--- start of DATASET ---

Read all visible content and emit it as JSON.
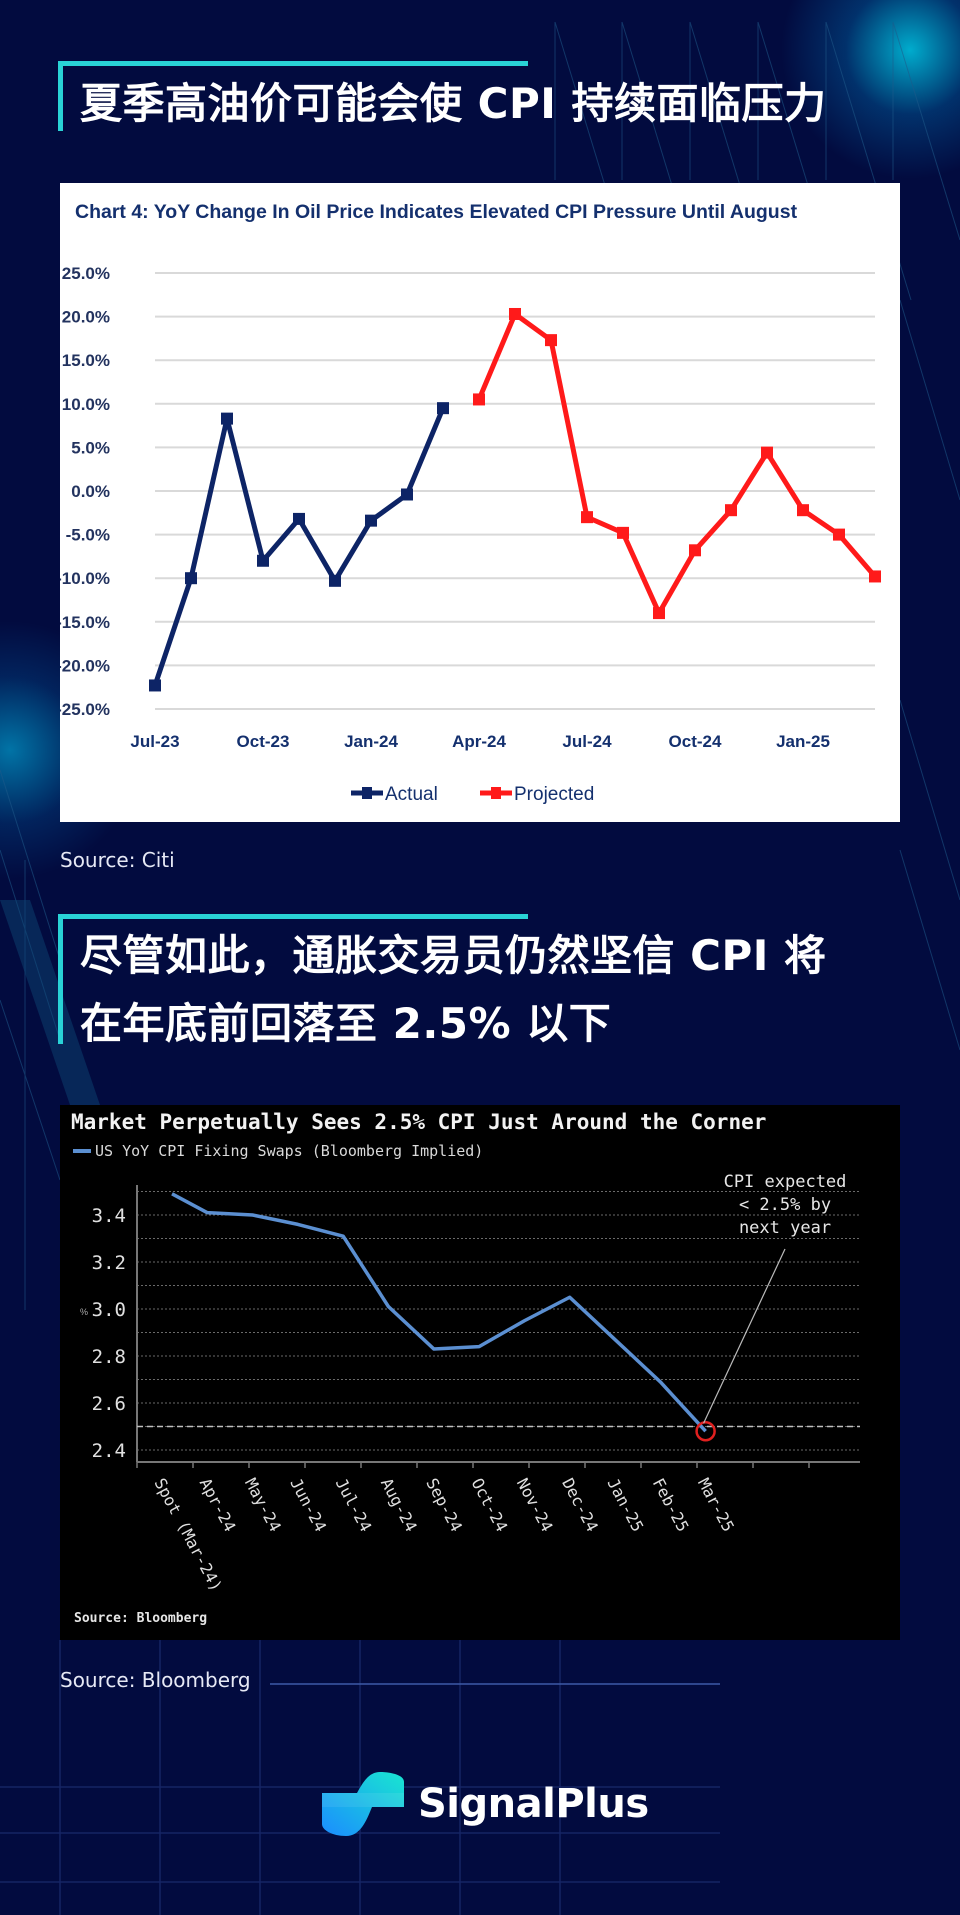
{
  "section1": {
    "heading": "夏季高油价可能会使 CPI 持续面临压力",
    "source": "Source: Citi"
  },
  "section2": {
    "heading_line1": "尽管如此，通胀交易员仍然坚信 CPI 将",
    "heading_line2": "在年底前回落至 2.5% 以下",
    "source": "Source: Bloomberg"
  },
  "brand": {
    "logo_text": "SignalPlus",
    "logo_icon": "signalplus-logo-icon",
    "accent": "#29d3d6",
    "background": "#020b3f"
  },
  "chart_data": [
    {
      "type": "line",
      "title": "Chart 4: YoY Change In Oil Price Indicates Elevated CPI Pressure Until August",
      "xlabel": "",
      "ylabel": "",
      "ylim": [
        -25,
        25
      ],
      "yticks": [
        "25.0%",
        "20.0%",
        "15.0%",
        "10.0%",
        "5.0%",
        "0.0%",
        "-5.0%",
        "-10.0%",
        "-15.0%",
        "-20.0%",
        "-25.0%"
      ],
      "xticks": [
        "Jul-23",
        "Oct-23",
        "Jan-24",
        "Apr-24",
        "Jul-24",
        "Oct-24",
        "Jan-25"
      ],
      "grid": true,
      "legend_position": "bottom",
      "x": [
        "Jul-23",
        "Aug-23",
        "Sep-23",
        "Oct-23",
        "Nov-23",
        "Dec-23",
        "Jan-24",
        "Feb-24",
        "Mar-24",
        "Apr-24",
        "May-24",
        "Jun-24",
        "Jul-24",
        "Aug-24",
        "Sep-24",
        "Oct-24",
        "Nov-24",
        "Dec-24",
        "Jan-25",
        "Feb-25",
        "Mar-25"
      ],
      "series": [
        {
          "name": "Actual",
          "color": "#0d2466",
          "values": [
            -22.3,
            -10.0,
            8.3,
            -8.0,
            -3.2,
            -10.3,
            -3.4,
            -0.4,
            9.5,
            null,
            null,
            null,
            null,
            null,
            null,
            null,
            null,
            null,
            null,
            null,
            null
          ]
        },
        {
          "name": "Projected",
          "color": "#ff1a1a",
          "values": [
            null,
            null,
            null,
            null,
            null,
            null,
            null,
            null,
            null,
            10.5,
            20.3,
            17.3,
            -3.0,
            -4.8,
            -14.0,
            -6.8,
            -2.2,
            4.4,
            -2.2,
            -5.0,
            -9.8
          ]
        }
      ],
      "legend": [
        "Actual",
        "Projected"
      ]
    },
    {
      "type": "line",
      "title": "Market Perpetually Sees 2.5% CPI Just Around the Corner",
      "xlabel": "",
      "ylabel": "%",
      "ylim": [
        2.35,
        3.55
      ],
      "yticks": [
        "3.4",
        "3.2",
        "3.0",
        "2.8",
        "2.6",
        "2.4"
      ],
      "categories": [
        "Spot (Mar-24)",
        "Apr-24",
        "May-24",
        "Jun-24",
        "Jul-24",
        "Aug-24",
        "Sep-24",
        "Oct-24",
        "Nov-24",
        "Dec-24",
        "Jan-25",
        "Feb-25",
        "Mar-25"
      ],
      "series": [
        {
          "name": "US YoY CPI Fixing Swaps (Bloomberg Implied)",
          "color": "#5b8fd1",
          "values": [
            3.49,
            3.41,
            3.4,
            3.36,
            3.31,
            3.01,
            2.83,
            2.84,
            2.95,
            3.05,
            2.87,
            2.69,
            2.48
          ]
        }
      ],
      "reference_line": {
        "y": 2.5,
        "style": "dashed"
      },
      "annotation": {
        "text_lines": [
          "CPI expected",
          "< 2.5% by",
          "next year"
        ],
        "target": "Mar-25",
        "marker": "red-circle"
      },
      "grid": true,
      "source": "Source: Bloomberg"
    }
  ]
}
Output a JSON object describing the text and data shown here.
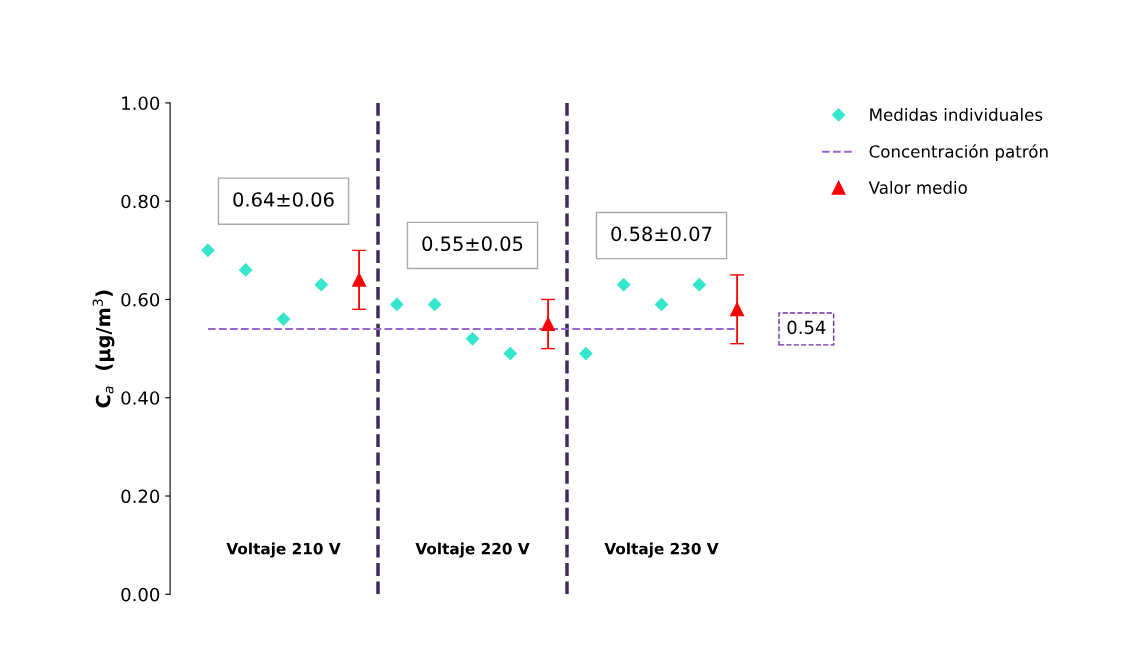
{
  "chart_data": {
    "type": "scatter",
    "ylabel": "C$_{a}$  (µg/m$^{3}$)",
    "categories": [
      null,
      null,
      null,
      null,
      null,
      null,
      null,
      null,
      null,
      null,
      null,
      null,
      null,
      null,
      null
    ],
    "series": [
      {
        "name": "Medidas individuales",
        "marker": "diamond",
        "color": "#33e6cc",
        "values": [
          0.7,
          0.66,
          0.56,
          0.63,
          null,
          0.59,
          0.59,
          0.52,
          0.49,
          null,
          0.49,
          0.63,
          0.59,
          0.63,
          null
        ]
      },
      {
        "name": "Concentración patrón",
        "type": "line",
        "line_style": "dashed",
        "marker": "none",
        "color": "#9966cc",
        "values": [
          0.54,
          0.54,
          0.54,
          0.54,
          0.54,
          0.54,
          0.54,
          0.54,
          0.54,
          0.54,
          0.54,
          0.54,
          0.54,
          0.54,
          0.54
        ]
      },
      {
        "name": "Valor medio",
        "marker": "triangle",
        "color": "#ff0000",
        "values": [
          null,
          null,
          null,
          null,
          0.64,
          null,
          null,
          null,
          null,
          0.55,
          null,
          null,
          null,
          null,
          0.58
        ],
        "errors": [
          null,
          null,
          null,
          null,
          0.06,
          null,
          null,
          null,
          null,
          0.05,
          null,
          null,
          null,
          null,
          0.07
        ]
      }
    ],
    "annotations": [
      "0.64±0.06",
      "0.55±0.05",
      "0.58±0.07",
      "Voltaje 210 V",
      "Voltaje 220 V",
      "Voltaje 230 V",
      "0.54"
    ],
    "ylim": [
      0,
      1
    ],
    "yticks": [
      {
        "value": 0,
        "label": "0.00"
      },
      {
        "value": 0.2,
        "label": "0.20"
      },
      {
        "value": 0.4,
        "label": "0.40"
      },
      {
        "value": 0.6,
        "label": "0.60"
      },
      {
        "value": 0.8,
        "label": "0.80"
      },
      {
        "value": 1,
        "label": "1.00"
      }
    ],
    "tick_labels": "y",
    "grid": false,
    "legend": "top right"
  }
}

--- end of DATASET ---

--- GOAL ---
Transcribe all the records above word for word, without their images.

--- EXERCISE RESULT ---
Read all visible content and emit it as JSON.
{
  "section1": {
    "heading": "夏季高油价可能会使 CPI 持续面临压力",
    "source": "Source: Citi"
  },
  "section2": {
    "heading_line1": "尽管如此，通胀交易员仍然坚信 CPI 将",
    "heading_line2": "在年底前回落至 2.5% 以下",
    "source": "Source: Bloomberg"
  },
  "brand": {
    "logo_text": "SignalPlus",
    "logo_icon": "signalplus-logo-icon",
    "accent": "#29d3d6",
    "background": "#020b3f"
  },
  "chart_data": [
    {
      "type": "line",
      "title": "Chart 4: YoY Change In Oil Price Indicates Elevated CPI Pressure Until August",
      "xlabel": "",
      "ylabel": "",
      "ylim": [
        -25,
        25
      ],
      "yticks": [
        "25.0%",
        "20.0%",
        "15.0%",
        "10.0%",
        "5.0%",
        "0.0%",
        "-5.0%",
        "-10.0%",
        "-15.0%",
        "-20.0%",
        "-25.0%"
      ],
      "xticks": [
        "Jul-23",
        "Oct-23",
        "Jan-24",
        "Apr-24",
        "Jul-24",
        "Oct-24",
        "Jan-25"
      ],
      "grid": true,
      "legend_position": "bottom",
      "x": [
        "Jul-23",
        "Aug-23",
        "Sep-23",
        "Oct-23",
        "Nov-23",
        "Dec-23",
        "Jan-24",
        "Feb-24",
        "Mar-24",
        "Apr-24",
        "May-24",
        "Jun-24",
        "Jul-24",
        "Aug-24",
        "Sep-24",
        "Oct-24",
        "Nov-24",
        "Dec-24",
        "Jan-25",
        "Feb-25",
        "Mar-25"
      ],
      "series": [
        {
          "name": "Actual",
          "color": "#0d2466",
          "values": [
            -22.3,
            -10.0,
            8.3,
            -8.0,
            -3.2,
            -10.3,
            -3.4,
            -0.4,
            9.5,
            null,
            null,
            null,
            null,
            null,
            null,
            null,
            null,
            null,
            null,
            null,
            null
          ]
        },
        {
          "name": "Projected",
          "color": "#ff1a1a",
          "values": [
            null,
            null,
            null,
            null,
            null,
            null,
            null,
            null,
            null,
            10.5,
            20.3,
            17.3,
            -3.0,
            -4.8,
            -14.0,
            -6.8,
            -2.2,
            4.4,
            -2.2,
            -5.0,
            -9.8
          ]
        }
      ],
      "legend": [
        "Actual",
        "Projected"
      ]
    },
    {
      "type": "line",
      "title": "Market Perpetually Sees 2.5% CPI Just Around the Corner",
      "xlabel": "",
      "ylabel": "%",
      "ylim": [
        2.35,
        3.55
      ],
      "yticks": [
        "3.4",
        "3.2",
        "3.0",
        "2.8",
        "2.6",
        "2.4"
      ],
      "categories": [
        "Spot (Mar-24)",
        "Apr-24",
        "May-24",
        "Jun-24",
        "Jul-24",
        "Aug-24",
        "Sep-24",
        "Oct-24",
        "Nov-24",
        "Dec-24",
        "Jan-25",
        "Feb-25",
        "Mar-25"
      ],
      "series": [
        {
          "name": "US YoY CPI Fixing Swaps (Bloomberg Implied)",
          "color": "#5b8fd1",
          "values": [
            3.49,
            3.41,
            3.4,
            3.36,
            3.31,
            3.01,
            2.83,
            2.84,
            2.95,
            3.05,
            2.87,
            2.69,
            2.48
          ]
        }
      ],
      "reference_line": {
        "y": 2.5,
        "style": "dashed"
      },
      "annotation": {
        "text_lines": [
          "CPI expected",
          "< 2.5% by",
          "next year"
        ],
        "target": "Mar-25",
        "marker": "red-circle"
      },
      "grid": true,
      "source": "Source: Bloomberg"
    }
  ]
}
Output a JSON object describing the text and data shown here.
{
  "chart_data": {
    "type": "scatter",
    "ylabel": "C$_{a}$  (µg/m$^{3}$)",
    "categories": [
      null,
      null,
      null,
      null,
      null,
      null,
      null,
      null,
      null,
      null,
      null,
      null,
      null,
      null,
      null
    ],
    "series": [
      {
        "name": "Medidas individuales",
        "marker": "diamond",
        "color": "#33e6cc",
        "values": [
          0.7,
          0.66,
          0.56,
          0.63,
          null,
          0.59,
          0.59,
          0.52,
          0.49,
          null,
          0.49,
          0.63,
          0.59,
          0.63,
          null
        ]
      },
      {
        "name": "Concentración patrón",
        "type": "line",
        "line_style": "dashed",
        "marker": "none",
        "color": "#9966cc",
        "values": [
          0.54,
          0.54,
          0.54,
          0.54,
          0.54,
          0.54,
          0.54,
          0.54,
          0.54,
          0.54,
          0.54,
          0.54,
          0.54,
          0.54,
          0.54
        ]
      },
      {
        "name": "Valor medio",
        "marker": "triangle",
        "color": "#ff0000",
        "values": [
          null,
          null,
          null,
          null,
          0.64,
          null,
          null,
          null,
          null,
          0.55,
          null,
          null,
          null,
          null,
          0.58
        ],
        "errors": [
          null,
          null,
          null,
          null,
          0.06,
          null,
          null,
          null,
          null,
          0.05,
          null,
          null,
          null,
          null,
          0.07
        ]
      }
    ],
    "annotations": [
      "0.64±0.06",
      "0.55±0.05",
      "0.58±0.07",
      "Voltaje 210 V",
      "Voltaje 220 V",
      "Voltaje 230 V",
      "0.54"
    ],
    "ylim": [
      0,
      1
    ],
    "yticks": [
      {
        "value": 0,
        "label": "0.00"
      },
      {
        "value": 0.2,
        "label": "0.20"
      },
      {
        "value": 0.4,
        "label": "0.40"
      },
      {
        "value": 0.6,
        "label": "0.60"
      },
      {
        "value": 0.8,
        "label": "0.80"
      },
      {
        "value": 1,
        "label": "1.00"
      }
    ],
    "tick_labels": "y",
    "grid": false,
    "legend": "top right"
  }
}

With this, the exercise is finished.